**DOCUMENT:**
>>>

L'un s'adresse à des détenus sous responsabilité
provinciale tandis que l'autre est assuré au Centre psychiatrique
régional (Prairies) à sécurité maximale du
Service correctionnel du Canada.
Les deux programmes ont à peu près le même niveau
d'intensité. Toutefois, les détenus sous responsabilité
provinciale ont vraisemblablement besoin d'un traitement moins intensif,
étant donné que les délinquants sous responsabilité
fédérale (qui purgent des peines d'au moins deux ans) tendent
à commettre des crimes plus graves, à éprouver des
besoins plus grands et à présenter un risque plus élevé.
Les deux programmes de traitement visent la prévention de la rechute
et sont offerts sous forme de séances de groupe destinées
à aider les délinquants à reconnaître les situations
à haut risque, à surmonter leurs tendances à la rationalisation
et au déni de la réalité, et à assumer la
responsabilité de leurs infractions(2). Cette méthode
de traitement s'est révélée particulièrement
efficace auprès des délinquants dont le niveau de risque
et de besoins était le plus élevé(3).

<<<

**DONNÉES AFFICHÉES:**

>>>

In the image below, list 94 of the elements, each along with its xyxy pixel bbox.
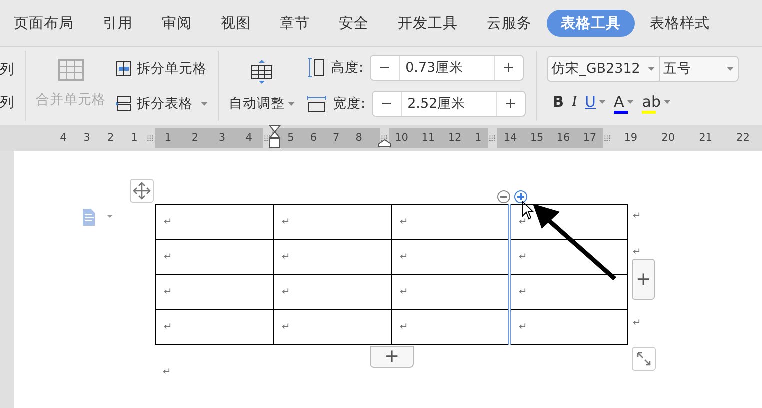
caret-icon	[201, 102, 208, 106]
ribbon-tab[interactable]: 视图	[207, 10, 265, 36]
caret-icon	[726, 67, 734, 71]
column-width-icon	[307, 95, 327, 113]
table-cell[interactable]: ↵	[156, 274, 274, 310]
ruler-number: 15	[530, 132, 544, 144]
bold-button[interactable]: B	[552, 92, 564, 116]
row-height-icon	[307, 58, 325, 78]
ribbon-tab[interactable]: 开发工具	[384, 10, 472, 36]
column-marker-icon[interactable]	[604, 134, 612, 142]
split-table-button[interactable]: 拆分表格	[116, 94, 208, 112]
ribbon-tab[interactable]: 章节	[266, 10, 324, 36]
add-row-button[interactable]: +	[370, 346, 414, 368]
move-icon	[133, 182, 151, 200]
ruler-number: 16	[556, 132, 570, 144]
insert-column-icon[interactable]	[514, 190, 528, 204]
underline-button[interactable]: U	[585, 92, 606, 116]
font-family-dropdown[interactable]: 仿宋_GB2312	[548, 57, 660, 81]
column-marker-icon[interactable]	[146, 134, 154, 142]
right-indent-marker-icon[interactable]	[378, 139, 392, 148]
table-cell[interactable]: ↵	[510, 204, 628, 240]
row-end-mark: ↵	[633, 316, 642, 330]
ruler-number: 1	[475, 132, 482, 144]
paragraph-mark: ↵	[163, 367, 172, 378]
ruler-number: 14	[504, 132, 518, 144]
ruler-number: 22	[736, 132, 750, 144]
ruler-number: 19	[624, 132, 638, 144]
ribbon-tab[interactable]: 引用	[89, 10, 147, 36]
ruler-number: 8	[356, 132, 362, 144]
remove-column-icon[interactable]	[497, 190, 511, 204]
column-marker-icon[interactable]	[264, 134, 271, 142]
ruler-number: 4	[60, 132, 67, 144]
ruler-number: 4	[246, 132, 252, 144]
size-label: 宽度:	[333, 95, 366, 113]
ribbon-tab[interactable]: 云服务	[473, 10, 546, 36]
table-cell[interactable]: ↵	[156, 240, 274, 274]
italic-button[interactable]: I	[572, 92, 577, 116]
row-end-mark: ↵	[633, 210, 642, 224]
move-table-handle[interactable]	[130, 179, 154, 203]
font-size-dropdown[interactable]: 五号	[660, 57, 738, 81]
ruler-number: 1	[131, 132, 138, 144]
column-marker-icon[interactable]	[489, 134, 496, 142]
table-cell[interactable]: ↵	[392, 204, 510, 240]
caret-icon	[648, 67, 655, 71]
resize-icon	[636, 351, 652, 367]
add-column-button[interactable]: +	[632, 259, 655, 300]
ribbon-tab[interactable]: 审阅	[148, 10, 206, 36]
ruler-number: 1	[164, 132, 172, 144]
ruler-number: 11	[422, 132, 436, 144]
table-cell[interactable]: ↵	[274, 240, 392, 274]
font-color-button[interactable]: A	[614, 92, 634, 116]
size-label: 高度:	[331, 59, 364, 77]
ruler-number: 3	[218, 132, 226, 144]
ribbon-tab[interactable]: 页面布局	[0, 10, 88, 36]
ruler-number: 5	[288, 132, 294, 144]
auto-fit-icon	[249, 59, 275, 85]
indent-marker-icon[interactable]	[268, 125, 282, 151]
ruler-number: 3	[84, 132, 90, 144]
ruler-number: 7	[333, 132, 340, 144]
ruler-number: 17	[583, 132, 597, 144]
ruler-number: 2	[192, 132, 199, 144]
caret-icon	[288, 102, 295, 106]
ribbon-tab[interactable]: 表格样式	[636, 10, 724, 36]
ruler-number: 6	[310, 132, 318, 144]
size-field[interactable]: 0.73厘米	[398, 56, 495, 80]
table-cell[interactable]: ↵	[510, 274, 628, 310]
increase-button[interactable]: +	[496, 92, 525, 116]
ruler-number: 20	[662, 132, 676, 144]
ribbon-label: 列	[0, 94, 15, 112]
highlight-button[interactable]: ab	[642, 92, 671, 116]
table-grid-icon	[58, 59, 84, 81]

<<<

**TRAVAIL DEMANDÉ:**
[a] D'après le document, quelle est la durée minimale des peines purgées par les délinquants sous responsabilité fédérale ?
[b] Extrayez du document, sans aucune modification, le passage qui commence aux mots « L'un s'adresse à » et s'arrête après les mots « risque plus élevé. ».
[c] Poursuivez le document sur les programmes de traitement des délinquants à la suite de sa dernière phrase.

**RÉPONSES AUX CONSIGNES:**
[a] Au moins deux ans.

[b]
L'un s'adresse à des détenus sous responsabilité
provinciale tandis que l'autre est assuré au Centre psychiatrique
régional (Prairies) à sécurité maximale du
Service correctionnel du Canada.
Les deux programmes ont à peu près le même niveau
d'intensité. Toutefois, les détenus sous responsabilité
provinciale ont vraisemblablement besoin d'un traitement moins intensif,
étant donné que les délinquants sous responsabilité
fédérale (qui purgent des peines d'au moins deux ans) tendent
à commettre des crimes plus graves, à éprouver des
besoins plus grands et à présenter un risque plus élevé.

[c]
Le programme provincial Au cours de la période visée par
l'étude, 30 détenus ont été aiguillés
vers le programme provincial de traitement des délinquants sexuels.
Deux d'entre eux n'ont pas achevé le programme, un a été
exclu de l'échantillon à cause d'une incapacité mentale,
tandis qu'un autre n'a pas été inclus dans l'échantillon
parce qu'il est décédé peu après sa mise en
liberté. L'étude a donc porté sur 26 délinquants.
Environ 62 % des membres de l'échantillon étaient de race
blanche, les autres 38 % étant Autochtones ou Métis. Leur
âge moyen était de 38 ans et leur niveau moyen de scolarité
correspondait à peu près à la 9e année.
Il s'agissait, dans la plupart des cas, de délinquants sexuels
primaires reconnus coupables d'avoir agressé des enfants qu'ils
connaissaient. Même si 56 % des délinquants avaient fait
l'objet de condamnations antérieures, seulement 15 % avaient déjà
été condamnés pour des infractions sexuelles. La
durée moyenne de la peine (y compris la période de probation)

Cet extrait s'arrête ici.